REQUEST
Your copy of the material below should match it exactly, except that it holds no pictures.

[Stored dataset items]
════════════════
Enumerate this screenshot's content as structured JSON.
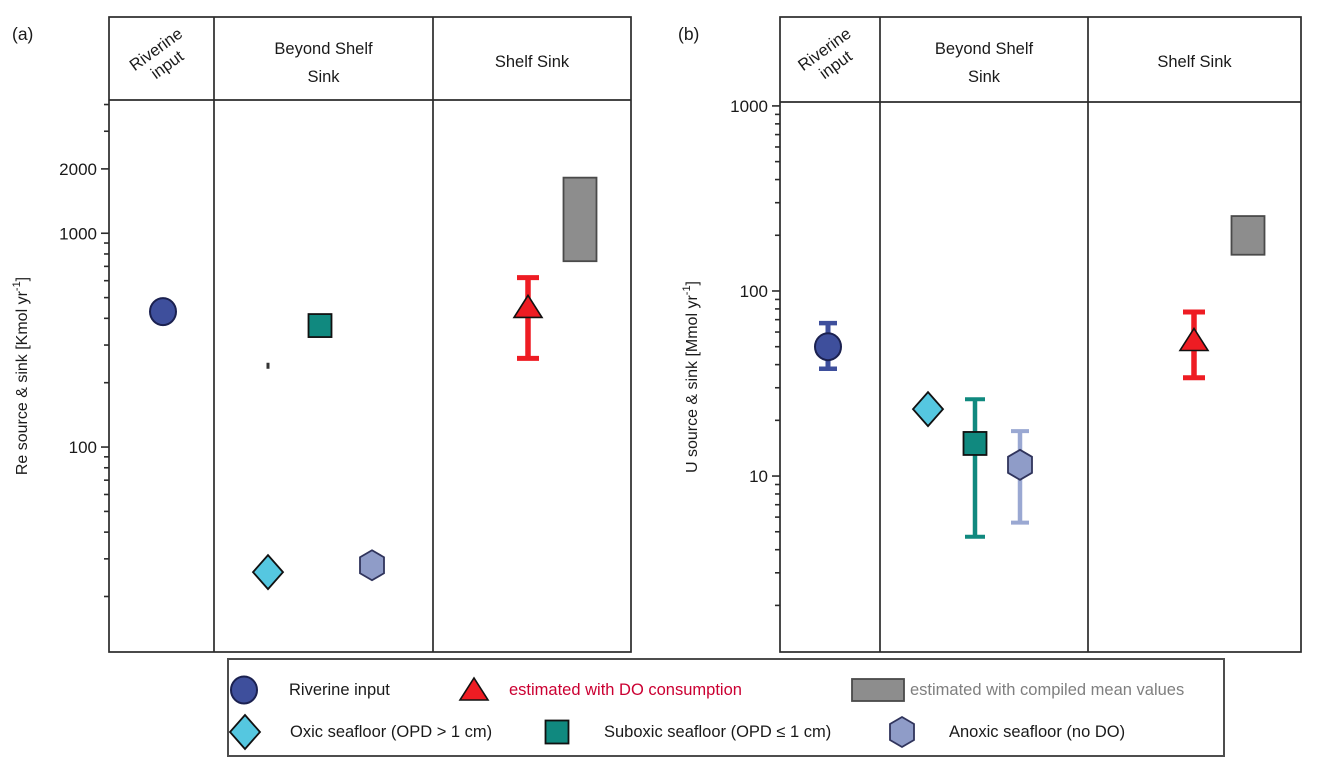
{
  "figure": {
    "panel_a_tag": "(a)",
    "panel_b_tag": "(b)"
  },
  "colors": {
    "navy": "#3E4F9C",
    "navy_dark": "#1B2150",
    "cyan": "#55C7E0",
    "teal": "#10897F",
    "slate": "#8F9CC8",
    "slate_light": "#9AA8D2",
    "slate_dark": "#30345C",
    "red": "#EE1C23",
    "red_text": "#CB0032",
    "gray_fill": "#8D8D8D",
    "gray_dark": "#4A4A4A",
    "gray_text": "#7F7F7F",
    "frame": "#2B2B2B",
    "text": "#1A1A1A"
  },
  "chart_data": [
    {
      "panel": "a",
      "type": "scatter",
      "yscale": "log",
      "ylabel": "Re source & sink [Kmol yr-1]",
      "ylabel_parts": {
        "pre": "Re source & sink [Kmol yr",
        "sup": "-1",
        "post": "]"
      },
      "ylim": [
        11,
        4200
      ],
      "yticks_labeled": [
        100,
        1000,
        2000
      ],
      "categories": [
        "Riverine input",
        "Beyond Shelf Sink",
        "Shelf Sink"
      ],
      "header_lines": [
        [
          "Riverine",
          "input"
        ],
        [
          "Beyond Shelf",
          "Sink"
        ],
        [
          "Shelf Sink"
        ]
      ],
      "points": [
        {
          "series": "Riverine input",
          "category": "Riverine input",
          "marker": "circle",
          "value": 430
        },
        {
          "series": "Oxic seafloor (OPD > 1 cm)",
          "category": "Beyond Shelf Sink",
          "marker": "diamond",
          "value": 26
        },
        {
          "series": "Suboxic seafloor (OPD ≤ 1 cm)",
          "category": "Beyond Shelf Sink",
          "marker": "square",
          "value": 370
        },
        {
          "series": "Anoxic seafloor (no DO)",
          "category": "Beyond Shelf Sink",
          "marker": "hexagon",
          "value": 28
        },
        {
          "series": "estimated with DO consumption",
          "category": "Shelf Sink",
          "marker": "triangle",
          "value": 450,
          "err_lo": 260,
          "err_hi": 620
        },
        {
          "series": "estimated with compiled mean values",
          "category": "Shelf Sink",
          "marker": "range-rect",
          "value_lo": 740,
          "value_hi": 1820
        }
      ],
      "annotations": [
        {
          "category": "Beyond Shelf Sink",
          "value": 240,
          "mark": "small-dash"
        }
      ]
    },
    {
      "panel": "b",
      "type": "scatter",
      "yscale": "log",
      "ylabel": "U source & sink [Mmol yr-1]",
      "ylabel_parts": {
        "pre": "U source & sink [Mmol yr",
        "sup": "-1",
        "post": "]"
      },
      "ylim": [
        1.12,
        1050
      ],
      "yticks_labeled": [
        10,
        100,
        1000
      ],
      "categories": [
        "Riverine input",
        "Beyond Shelf Sink",
        "Shelf Sink"
      ],
      "header_lines": [
        [
          "Riverine",
          "input"
        ],
        [
          "Beyond Shelf",
          "Sink"
        ],
        [
          "Shelf Sink"
        ]
      ],
      "points": [
        {
          "series": "Riverine input",
          "category": "Riverine input",
          "marker": "circle",
          "value": 50,
          "err_lo": 38,
          "err_hi": 67
        },
        {
          "series": "Oxic seafloor (OPD > 1 cm)",
          "category": "Beyond Shelf Sink",
          "marker": "diamond",
          "value": 23
        },
        {
          "series": "Suboxic seafloor (OPD ≤ 1 cm)",
          "category": "Beyond Shelf Sink",
          "marker": "square",
          "value": 15,
          "err_lo": 4.7,
          "err_hi": 26
        },
        {
          "series": "Anoxic seafloor (no DO)",
          "category": "Beyond Shelf Sink",
          "marker": "hexagon",
          "value": 11.5,
          "err_lo": 5.6,
          "err_hi": 17.5
        },
        {
          "series": "estimated with DO consumption",
          "category": "Shelf Sink",
          "marker": "triangle",
          "value": 54,
          "err_lo": 34,
          "err_hi": 77
        },
        {
          "series": "estimated with compiled mean values",
          "category": "Shelf Sink",
          "marker": "range-rect",
          "value_lo": 157,
          "value_hi": 254
        }
      ],
      "annotations": []
    }
  ],
  "legend": {
    "items": [
      {
        "label": "Riverine input",
        "marker": "circle",
        "text_color": "text",
        "row": 0
      },
      {
        "label": "estimated with DO consumption",
        "marker": "triangle",
        "text_color": "red_text",
        "row": 0
      },
      {
        "label": "estimated with compiled mean values",
        "marker": "range-rect",
        "text_color": "gray_text",
        "row": 0
      },
      {
        "label": "Oxic seafloor (OPD > 1 cm)",
        "marker": "diamond",
        "text_color": "text",
        "row": 1
      },
      {
        "label": "Suboxic seafloor (OPD ≤ 1 cm)",
        "marker": "square",
        "text_color": "text",
        "row": 1
      },
      {
        "label": "Anoxic seafloor (no DO)",
        "marker": "hexagon",
        "text_color": "text",
        "row": 1
      }
    ]
  }
}
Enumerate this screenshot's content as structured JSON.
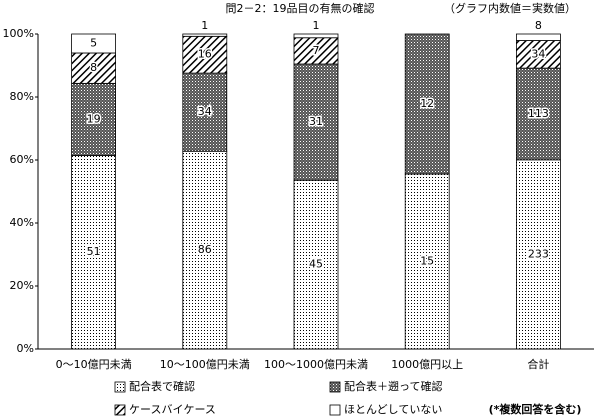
{
  "chart_data": {
    "type": "bar",
    "stacking": "percent",
    "title": "問2－2：19品目の有無の確認",
    "subtitle": "（グラフ内数値＝実数値）",
    "footnote": "(*複数回答を含む)",
    "categories": [
      "0～10億円未満",
      "10～100億円未満",
      "100～1000億円未満",
      "1000億円以上",
      "合計"
    ],
    "series": [
      {
        "name": "配合表で確認",
        "color": "#000000",
        "pattern": "dots",
        "values": [
          51,
          86,
          45,
          15,
          233
        ]
      },
      {
        "name": "配合表＋遡って確認",
        "color": "#000000",
        "pattern": "cross",
        "values": [
          19,
          34,
          31,
          12,
          113
        ]
      },
      {
        "name": "ケースバイケース",
        "color": "#000000",
        "pattern": "diagonal",
        "values": [
          8,
          16,
          7,
          0,
          34
        ]
      },
      {
        "name": "ほとんどしていない",
        "color": "#000000",
        "pattern": "none",
        "values": [
          5,
          1,
          1,
          0,
          8
        ]
      }
    ],
    "ylim": [
      0,
      100
    ],
    "yticks": [
      {
        "value": 0,
        "label": "0%"
      },
      {
        "value": 20,
        "label": "20%"
      },
      {
        "value": 40,
        "label": "40%"
      },
      {
        "value": 60,
        "label": "60%"
      },
      {
        "value": 80,
        "label": "80%"
      },
      {
        "value": 100,
        "label": "100%"
      }
    ]
  }
}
════════════════
THE REPLY
Enumerate this screenshot's content as structured JSON.
{
  "figure": {
    "panel_a_tag": "(a)",
    "panel_b_tag": "(b)"
  },
  "colors": {
    "navy": "#3E4F9C",
    "navy_dark": "#1B2150",
    "cyan": "#55C7E0",
    "teal": "#10897F",
    "slate": "#8F9CC8",
    "slate_light": "#9AA8D2",
    "slate_dark": "#30345C",
    "red": "#EE1C23",
    "red_text": "#CB0032",
    "gray_fill": "#8D8D8D",
    "gray_dark": "#4A4A4A",
    "gray_text": "#7F7F7F",
    "frame": "#2B2B2B",
    "text": "#1A1A1A"
  },
  "chart_data": [
    {
      "panel": "a",
      "type": "scatter",
      "yscale": "log",
      "ylabel": "Re source & sink [Kmol yr-1]",
      "ylabel_parts": {
        "pre": "Re source & sink [Kmol yr",
        "sup": "-1",
        "post": "]"
      },
      "ylim": [
        11,
        4200
      ],
      "yticks_labeled": [
        100,
        1000,
        2000
      ],
      "categories": [
        "Riverine input",
        "Beyond Shelf Sink",
        "Shelf Sink"
      ],
      "header_lines": [
        [
          "Riverine",
          "input"
        ],
        [
          "Beyond Shelf",
          "Sink"
        ],
        [
          "Shelf Sink"
        ]
      ],
      "points": [
        {
          "series": "Riverine input",
          "category": "Riverine input",
          "marker": "circle",
          "value": 430
        },
        {
          "series": "Oxic seafloor (OPD > 1 cm)",
          "category": "Beyond Shelf Sink",
          "marker": "diamond",
          "value": 26
        },
        {
          "series": "Suboxic seafloor (OPD ≤ 1 cm)",
          "category": "Beyond Shelf Sink",
          "marker": "square",
          "value": 370
        },
        {
          "series": "Anoxic seafloor (no DO)",
          "category": "Beyond Shelf Sink",
          "marker": "hexagon",
          "value": 28
        },
        {
          "series": "estimated with DO consumption",
          "category": "Shelf Sink",
          "marker": "triangle",
          "value": 450,
          "err_lo": 260,
          "err_hi": 620
        },
        {
          "series": "estimated with compiled mean values",
          "category": "Shelf Sink",
          "marker": "range-rect",
          "value_lo": 740,
          "value_hi": 1820
        }
      ],
      "annotations": [
        {
          "category": "Beyond Shelf Sink",
          "value": 240,
          "mark": "small-dash"
        }
      ]
    },
    {
      "panel": "b",
      "type": "scatter",
      "yscale": "log",
      "ylabel": "U source & sink [Mmol yr-1]",
      "ylabel_parts": {
        "pre": "U source & sink [Mmol yr",
        "sup": "-1",
        "post": "]"
      },
      "ylim": [
        1.12,
        1050
      ],
      "yticks_labeled": [
        10,
        100,
        1000
      ],
      "categories": [
        "Riverine input",
        "Beyond Shelf Sink",
        "Shelf Sink"
      ],
      "header_lines": [
        [
          "Riverine",
          "input"
        ],
        [
          "Beyond Shelf",
          "Sink"
        ],
        [
          "Shelf Sink"
        ]
      ],
      "points": [
        {
          "series": "Riverine input",
          "category": "Riverine input",
          "marker": "circle",
          "value": 50,
          "err_lo": 38,
          "err_hi": 67
        },
        {
          "series": "Oxic seafloor (OPD > 1 cm)",
          "category": "Beyond Shelf Sink",
          "marker": "diamond",
          "value": 23
        },
        {
          "series": "Suboxic seafloor (OPD ≤ 1 cm)",
          "category": "Beyond Shelf Sink",
          "marker": "square",
          "value": 15,
          "err_lo": 4.7,
          "err_hi": 26
        },
        {
          "series": "Anoxic seafloor (no DO)",
          "category": "Beyond Shelf Sink",
          "marker": "hexagon",
          "value": 11.5,
          "err_lo": 5.6,
          "err_hi": 17.5
        },
        {
          "series": "estimated with DO consumption",
          "category": "Shelf Sink",
          "marker": "triangle",
          "value": 54,
          "err_lo": 34,
          "err_hi": 77
        },
        {
          "series": "estimated with compiled mean values",
          "category": "Shelf Sink",
          "marker": "range-rect",
          "value_lo": 157,
          "value_hi": 254
        }
      ],
      "annotations": []
    }
  ],
  "legend": {
    "items": [
      {
        "label": "Riverine input",
        "marker": "circle",
        "text_color": "text",
        "row": 0
      },
      {
        "label": "estimated with DO consumption",
        "marker": "triangle",
        "text_color": "red_text",
        "row": 0
      },
      {
        "label": "estimated with compiled mean values",
        "marker": "range-rect",
        "text_color": "gray_text",
        "row": 0
      },
      {
        "label": "Oxic seafloor (OPD > 1 cm)",
        "marker": "diamond",
        "text_color": "text",
        "row": 1
      },
      {
        "label": "Suboxic seafloor (OPD ≤ 1 cm)",
        "marker": "square",
        "text_color": "text",
        "row": 1
      },
      {
        "label": "Anoxic seafloor (no DO)",
        "marker": "hexagon",
        "text_color": "text",
        "row": 1
      }
    ]
  }
}
Enumerate this screenshot's content as structured JSON.
{
  "chart_data": {
    "type": "bar",
    "stacking": "percent",
    "title": "問2－2：19品目の有無の確認",
    "subtitle": "（グラフ内数値＝実数値）",
    "footnote": "(*複数回答を含む)",
    "categories": [
      "0～10億円未満",
      "10～100億円未満",
      "100～1000億円未満",
      "1000億円以上",
      "合計"
    ],
    "series": [
      {
        "name": "配合表で確認",
        "color": "#000000",
        "pattern": "dots",
        "values": [
          51,
          86,
          45,
          15,
          233
        ]
      },
      {
        "name": "配合表＋遡って確認",
        "color": "#000000",
        "pattern": "cross",
        "values": [
          19,
          34,
          31,
          12,
          113
        ]
      },
      {
        "name": "ケースバイケース",
        "color": "#000000",
        "pattern": "diagonal",
        "values": [
          8,
          16,
          7,
          0,
          34
        ]
      },
      {
        "name": "ほとんどしていない",
        "color": "#000000",
        "pattern": "none",
        "values": [
          5,
          1,
          1,
          0,
          8
        ]
      }
    ],
    "ylim": [
      0,
      100
    ],
    "yticks": [
      {
        "value": 0,
        "label": "0%"
      },
      {
        "value": 20,
        "label": "20%"
      },
      {
        "value": 40,
        "label": "40%"
      },
      {
        "value": 60,
        "label": "60%"
      },
      {
        "value": 80,
        "label": "80%"
      },
      {
        "value": 100,
        "label": "100%"
      }
    ]
  }
}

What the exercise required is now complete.